Stated exercise
Count, in the entries, the lines with "Tendenz". Answer with the number only.

[Excerpt from a dataset]
=======
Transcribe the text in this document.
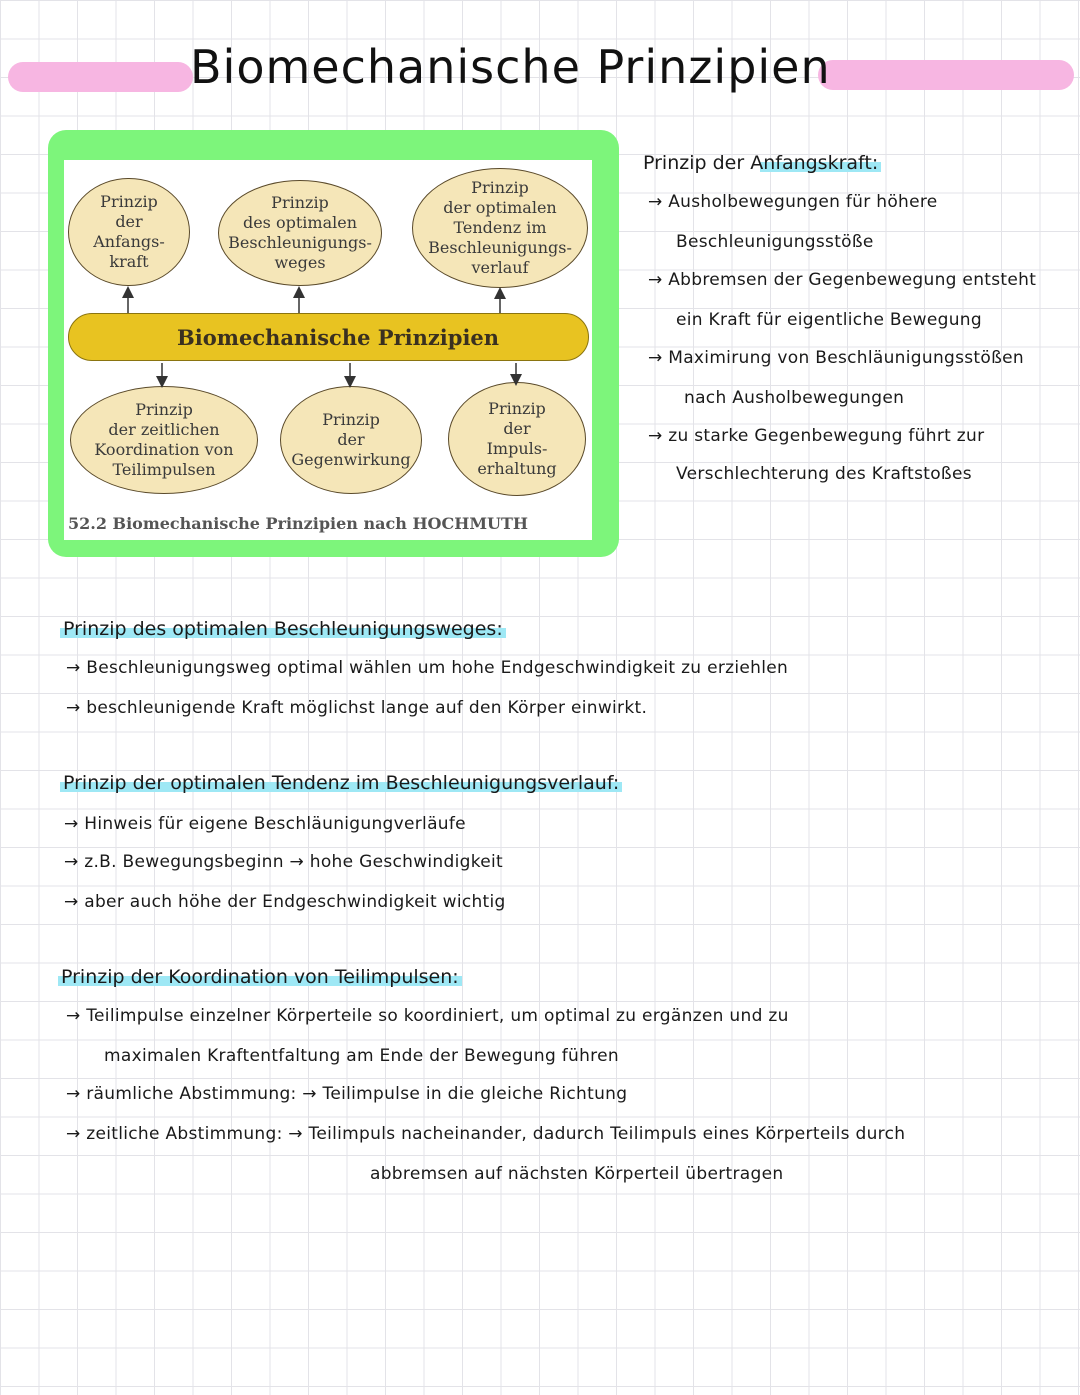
Biomechanische Prinzipien
Prinzip
der
Anfangs-
kraft
Prinzip
des optimalen
Beschleunigungs-
weges
Prinzip
der optimalen
Tendenz im
Beschleunigungs-
verlauf
Biomechanische Prinzipien
Prinzip
der zeitlichen
Koordination von
Teilimpulsen
Prinzip
der
Gegenwirkung
Prinzip
der
Impuls-
erhaltung
52.2 Biomechanische Prinzipien nach HOCHMUTH
Prinzip der Anfangskraft:
→ Ausholbewegungen für höhere
Beschleunigungsstöße
→ Abbremsen der Gegenbewegung entsteht
ein Kraft für eigentliche Bewegung
→ Maximirung von Beschläunigungsstößen
nach Ausholbewegungen
→ zu starke Gegenbewegung führt zur
Verschlechterung des Kraftstoßes
Prinzip des optimalen Beschleunigungsweges:
→ Beschleunigungsweg optimal wählen um hohe Endgeschwindigkeit zu erziehlen
→ beschleunigende Kraft möglichst lange auf den Körper einwirkt.
Prinzip der optimalen Tendenz im Beschleunigungsverlauf:
→ Hinweis für eigene Beschläunigungverläufe
→ z.B. Bewegungsbeginn → hohe Geschwindigkeit
→ aber auch höhe der Endgeschwindigkeit wichtig
Prinzip der Koordination von Teilimpulsen:
→ Teilimpulse einzelner Körperteile so koordiniert, um optimal zu ergänzen und zu
maximalen Kraftentfaltung am Ende der Bewegung führen
→ räumliche Abstimmung: → Teilimpulse in die gleiche Richtung
→ zeitliche Abstimmung: → Teilimpuls nacheinander, dadurch Teilimpuls eines Körperteils durch
abbremsen auf nächsten Körperteil übertragen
=======
Written reply
2